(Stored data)
↓

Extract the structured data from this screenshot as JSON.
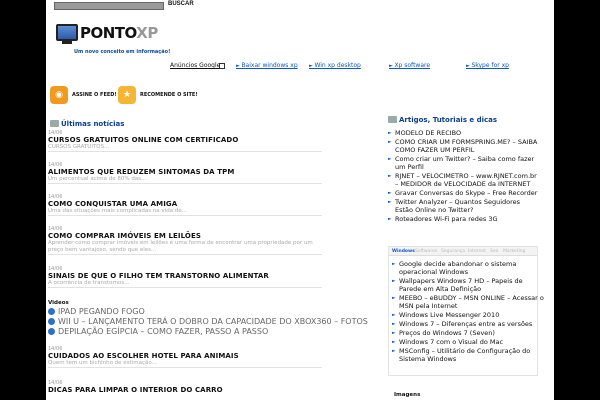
{
  "header": {
    "search_button": "BUSCAR",
    "logo_main": "PONTO",
    "logo_accent": "XP",
    "tagline": "Um novo conceito em informação!"
  },
  "ads": {
    "label": "Anúncios Google",
    "links": [
      "Baixar windows xp",
      "Win xp desktop",
      "Xp software",
      "Skype for xp"
    ]
  },
  "feeds": {
    "rss_label": "ASSINE O FEED!",
    "recommend_label": "RECOMENDE O SITE!"
  },
  "left": {
    "heading": "Últimas notícias",
    "posts": [
      {
        "date": "14/06",
        "title": "CURSOS GRATUITOS ONLINE COM CERTIFICADO",
        "excerpt": "CURSOS GRATUITOS..."
      },
      {
        "date": "14/06",
        "title": "ALIMENTOS QUE REDUZEM SINTOMAS DA TPM",
        "excerpt": "Um percentual acima de 80% das..."
      },
      {
        "date": "14/06",
        "title": "COMO CONQUISTAR UMA AMIGA",
        "excerpt": "Uma das situações mais complicadas na vida de..."
      },
      {
        "date": "14/06",
        "title": "COMO COMPRAR IMÓVEIS EM LEILÕES",
        "excerpt": "Aprender como comprar imóveis em leilões é uma forma de encontrar uma propriedade por um preço bem vantajoso, sendo que eles..."
      },
      {
        "date": "14/06",
        "title": "SINAIS DE QUE O FILHO TEM TRANSTORNO ALIMENTAR",
        "excerpt": "A ocorrência de transtornos..."
      }
    ],
    "videos_heading": "Videos",
    "videos": [
      "IPAD PEGANDO FOGO",
      "WII U – LANÇAMENTO TERÁ O DOBRO DA CAPACIDADE DO XBOX360 – FOTOS",
      "DEPILAÇÃO EGÍPCIA – COMO FAZER, PASSO A PASSO"
    ],
    "posts_after": [
      {
        "date": "14/06",
        "title": "CUIDADOS AO ESCOLHER HOTEL PARA ANIMAIS",
        "excerpt": "Quem tem um bichinho de estimação..."
      },
      {
        "date": "14/06",
        "title": "DICAS PARA LIMPAR O INTERIOR DO CARRO",
        "excerpt": ""
      }
    ]
  },
  "right": {
    "heading": "Artigos, Tutoriais e dicas",
    "articles": [
      "MODELO DE RECIBO",
      "COMO CRIAR UM FORMSPRING.ME? – SAIBA COMO FAZER UM PERFIL",
      "Como criar um Twitter? – Saiba como fazer um Perfil",
      "RJNET – VELOCIMETRO – www.RJNET.com.br – MEDIDOR de VELOCIDADE da INTERNET",
      "Gravar Conversas do Skype – Free Recorder",
      "Twitter Analyzer – Quantos Seguidores Estão Online no Twitter?",
      "Roteadores Wi-Fi para redes 3G"
    ],
    "tabs": [
      "Windows",
      "Softwares",
      "Segurança",
      "Internet",
      "Seo",
      "Marketing"
    ],
    "windows_items": [
      "Google decide abandonar o sistema operacional Windows",
      "Wallpapers Windows 7 HD – Papeis de Parede em Alta Definição",
      "MEEBO – eBUDDY – MSN ONLINE – Acessar o MSN pela Internet",
      "Windows Live Messenger 2010",
      "Windows 7 – Diferenças entre as versões",
      "Preços do Windows 7 (Seven)",
      "Windows 7 com o Visual do Mac",
      "MSConfig – Utilitário de Configuração do Sistema Windows"
    ],
    "images_heading": "Imagens"
  },
  "colors": {
    "accent": "#0b57c4",
    "heading": "#0b3d91",
    "rss": "#f29a1d"
  }
}
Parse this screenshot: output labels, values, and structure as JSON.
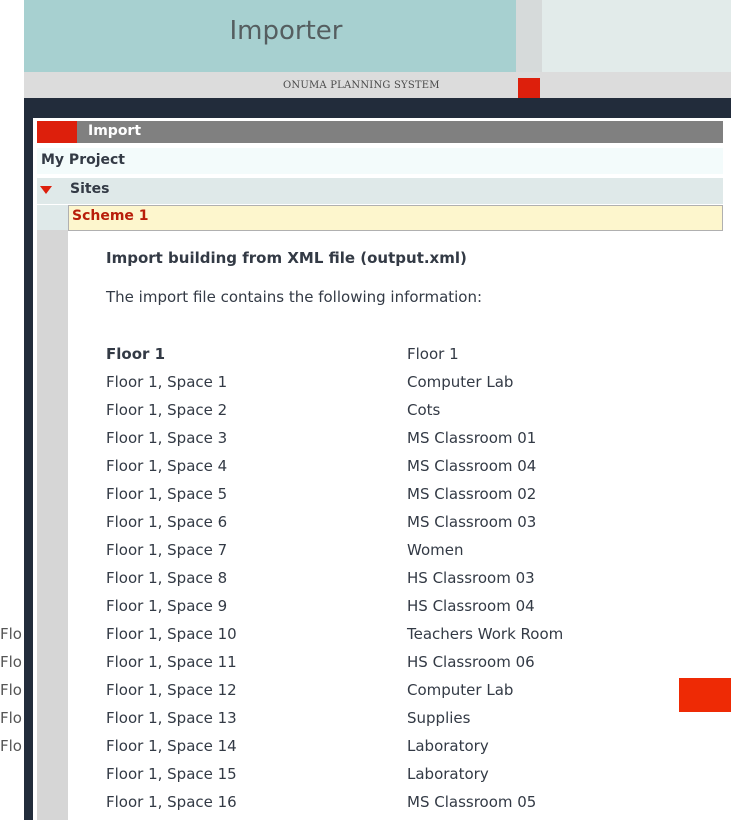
{
  "window": {
    "title": "Importer",
    "subtitle": "ONUMA PLANNING SYSTEM"
  },
  "sidebar": {
    "section_label": "Import",
    "project_label": "My Project",
    "sites_label": "Sites",
    "scheme_label": "Scheme 1"
  },
  "main": {
    "heading": "Import building from XML file (output.xml)",
    "description": "The import file contains the following information:",
    "rows": [
      {
        "item": "Floor 1",
        "name": "Floor 1"
      },
      {
        "item": "Floor 1, Space 1",
        "name": "Computer Lab"
      },
      {
        "item": "Floor 1, Space 2",
        "name": "Cots"
      },
      {
        "item": "Floor 1, Space 3",
        "name": "MS Classroom 01"
      },
      {
        "item": "Floor 1, Space 4",
        "name": "MS Classroom 04"
      },
      {
        "item": "Floor 1, Space 5",
        "name": "MS Classroom 02"
      },
      {
        "item": "Floor 1, Space 6",
        "name": "MS Classroom 03"
      },
      {
        "item": "Floor 1, Space 7",
        "name": "Women"
      },
      {
        "item": "Floor 1, Space 8",
        "name": "HS Classroom 03"
      },
      {
        "item": "Floor 1, Space 9",
        "name": "HS Classroom 04"
      },
      {
        "item": "Floor 1, Space 10",
        "name": "Teachers Work Room"
      },
      {
        "item": "Floor 1, Space 11",
        "name": "HS Classroom 06"
      },
      {
        "item": "Floor 1, Space 12",
        "name": "Computer Lab"
      },
      {
        "item": "Floor 1, Space 13",
        "name": "Supplies"
      },
      {
        "item": "Floor 1, Space 14",
        "name": "Laboratory"
      },
      {
        "item": "Floor 1, Space 15",
        "name": "Laboratory"
      },
      {
        "item": "Floor 1, Space 16",
        "name": "MS Classroom 05"
      }
    ]
  },
  "background_fragments": [
    "Flo",
    "Flo",
    "Flo",
    "Flo",
    "Flo"
  ],
  "colors": {
    "header": "#a7d0d0",
    "dark_frame": "#222c3b",
    "accent_red": "#dd1f0c",
    "import_bar": "#808080",
    "scheme_highlight": "#fdf6cd",
    "scheme_text": "#b81e0a"
  },
  "icons": {
    "sites_toggle": "caret-down-icon"
  }
}
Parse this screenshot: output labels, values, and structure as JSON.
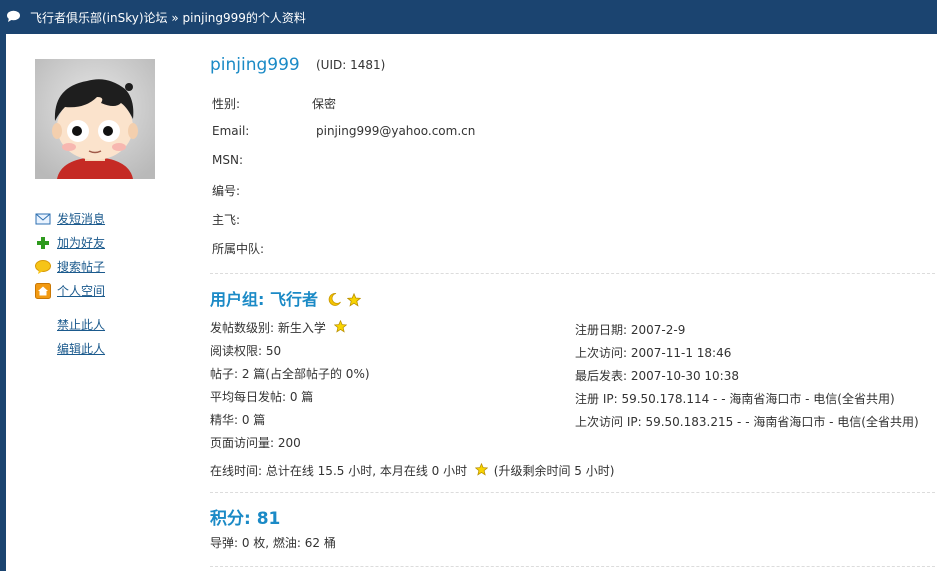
{
  "breadcrumb": {
    "forum": "飞行者俱乐部(inSky)论坛",
    "separator": "»",
    "page": "pinjing999的个人资料"
  },
  "sidebar": {
    "links": [
      {
        "label": "发短消息",
        "icon": "envelope-icon"
      },
      {
        "label": "加为好友",
        "icon": "plus-icon"
      },
      {
        "label": "搜索帖子",
        "icon": "speech-bubble-icon"
      },
      {
        "label": "个人空间",
        "icon": "home-icon"
      }
    ],
    "admin_links": [
      {
        "label": "禁止此人"
      },
      {
        "label": "编辑此人"
      }
    ]
  },
  "profile": {
    "username": "pinjing999",
    "uid": "(UID: 1481)",
    "fields": [
      {
        "label": "性别:",
        "value": "保密"
      },
      {
        "label": "Email:",
        "value": "pinjing999@yahoo.com.cn"
      },
      {
        "label": "MSN:",
        "value": ""
      },
      {
        "label": "编号:",
        "value": ""
      },
      {
        "label": "主飞:",
        "value": ""
      },
      {
        "label": "所属中队:",
        "value": ""
      }
    ]
  },
  "usergroup": {
    "title": "用户组: 飞行者"
  },
  "stats_left": {
    "post_level": "发帖数级别: 新生入学",
    "read_permission": "阅读权限: 50",
    "posts": "帖子: 2 篇(占全部帖子的 0%)",
    "daily_posts": "平均每日发帖: 0 篇",
    "digest": "精华: 0 篇",
    "page_views": "页面访问量: 200"
  },
  "stats_right": {
    "register_date": "注册日期: 2007-2-9",
    "last_visit": "上次访问: 2007-11-1 18:46",
    "last_post": "最后发表: 2007-10-30 10:38",
    "register_ip": "注册 IP: 59.50.178.114 - - 海南省海口市 - 电信(全省共用)",
    "last_visit_ip": "上次访问 IP: 59.50.183.215 - - 海南省海口市 - 电信(全省共用)"
  },
  "online_time": {
    "text": "在线时间: 总计在线 15.5 小时, 本月在线 0 小时",
    "upgrade": "(升级剩余时间 5 小时)"
  },
  "points": {
    "title": "积分: 81",
    "detail": "导弹: 0 枚, 燃油: 62 桶"
  },
  "colors": {
    "header_bg": "#1b4470",
    "accent_blue": "#1b8ac6",
    "link_blue": "#1b5a8d"
  }
}
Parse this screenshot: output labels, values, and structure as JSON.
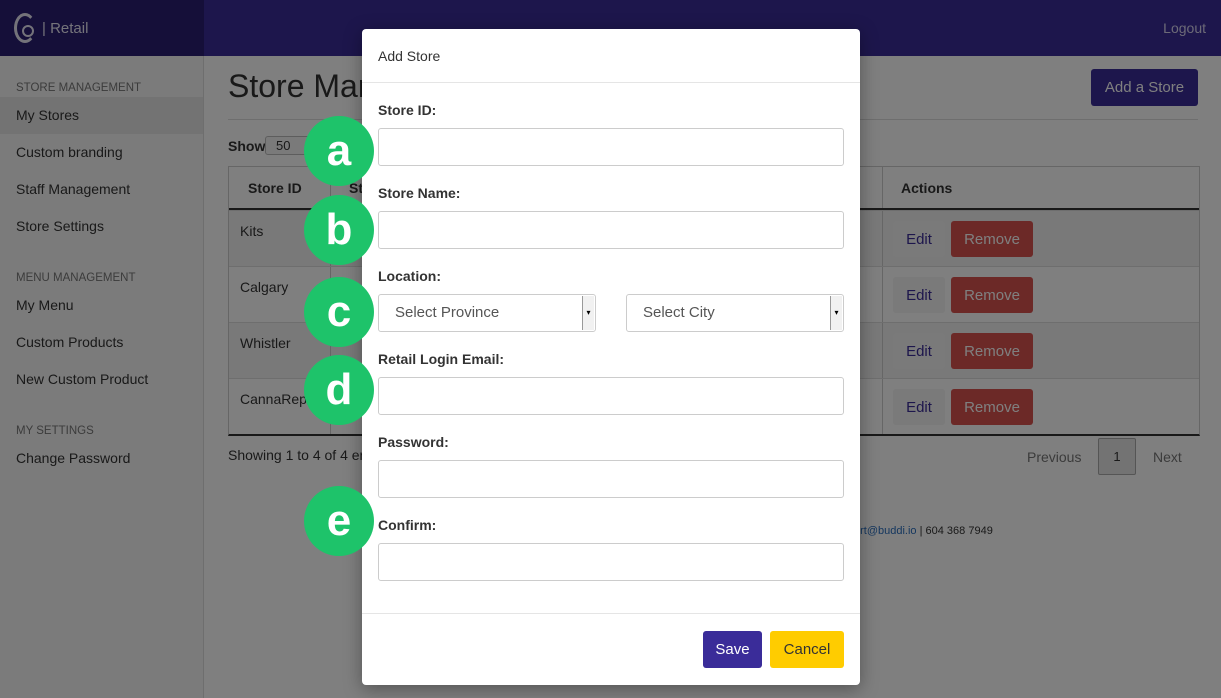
{
  "header": {
    "brand": "| Retail",
    "logout": "Logout"
  },
  "sidebar": {
    "sections": [
      {
        "title": "STORE MANAGEMENT",
        "items": [
          "My Stores",
          "Custom branding",
          "Staff Management",
          "Store Settings"
        ]
      },
      {
        "title": "MENU MANAGEMENT",
        "items": [
          "My Menu",
          "Custom Products",
          "New Custom Product"
        ]
      },
      {
        "title": "MY SETTINGS",
        "items": [
          "Change Password"
        ]
      }
    ],
    "active": "My Stores"
  },
  "main": {
    "title": "Store Mar",
    "add_button": "Add a Store",
    "show_label": "Show",
    "show_value": "50",
    "table": {
      "columns": [
        "Store ID",
        "St",
        "Actions"
      ],
      "rows": [
        {
          "id": "Kits",
          "edit": "Edit",
          "remove": "Remove"
        },
        {
          "id": "Calgary",
          "edit": "Edit",
          "remove": "Remove"
        },
        {
          "id": "Whistler",
          "edit": "Edit",
          "remove": "Remove"
        },
        {
          "id": "CannaReps",
          "edit": "Edit",
          "remove": "Remove"
        }
      ]
    },
    "showing": "Showing 1 to 4 of 4 en",
    "pagination": {
      "previous": "Previous",
      "page": "1",
      "next": "Next"
    },
    "footer": {
      "email": "ort@buddi.io",
      "phone": " | 604 368 7949"
    }
  },
  "modal": {
    "title": "Add Store",
    "fields": {
      "store_id": {
        "label": "Store ID:",
        "value": ""
      },
      "store_name": {
        "label": "Store Name:",
        "value": ""
      },
      "location": {
        "label": "Location:",
        "province": "Select Province",
        "city": "Select City"
      },
      "email": {
        "label": "Retail Login Email:",
        "value": ""
      },
      "password": {
        "label": "Password:",
        "value": ""
      },
      "confirm": {
        "label": "Confirm:",
        "value": ""
      }
    },
    "save": "Save",
    "cancel": "Cancel"
  },
  "callouts": [
    "a",
    "b",
    "c",
    "d",
    "e"
  ],
  "colors": {
    "primary": "#3a2c99",
    "danger": "#d9534f",
    "warning": "#ffcc00",
    "callout": "#1ec36a"
  }
}
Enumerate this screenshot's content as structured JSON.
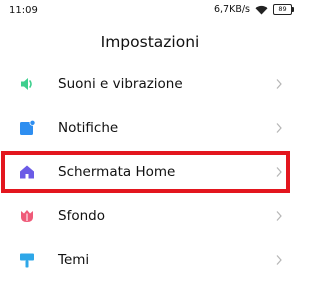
{
  "status_bar": {
    "time": "11:09",
    "network_speed": "6,7KB/s",
    "battery_level": "89"
  },
  "header": {
    "title": "Impostazioni"
  },
  "settings": {
    "items": [
      {
        "label": "Suoni e vibrazione",
        "icon": "speaker-icon",
        "color": "#3ecf8e"
      },
      {
        "label": "Notifiche",
        "icon": "notification-icon",
        "color": "#2e8ef0"
      },
      {
        "label": "Schermata Home",
        "icon": "home-icon",
        "color": "#6b5be6"
      },
      {
        "label": "Sfondo",
        "icon": "tulip-icon",
        "color": "#ef5a78"
      },
      {
        "label": "Temi",
        "icon": "paint-roller-icon",
        "color": "#2ea7e8"
      }
    ]
  },
  "highlight": {
    "color": "#e3161e",
    "target": "Schermata Home"
  }
}
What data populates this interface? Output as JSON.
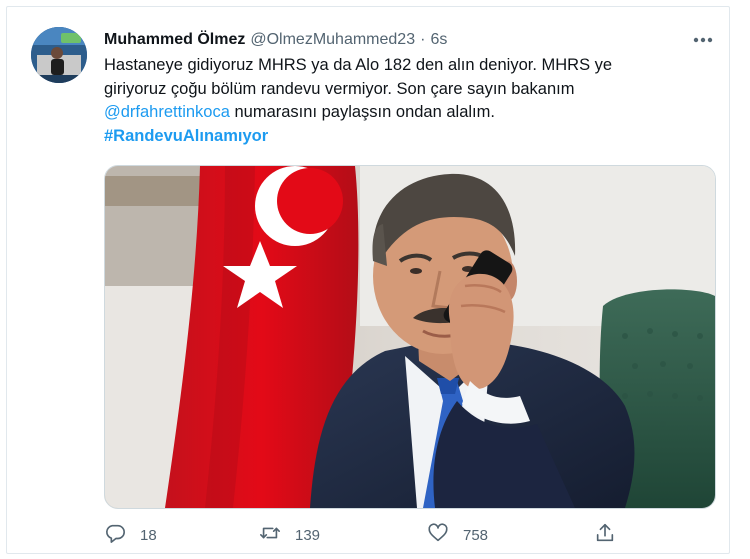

↑

For the data above, state how many lines contain "Retail"; the number is the whole answer.

**Answer for the task**.
2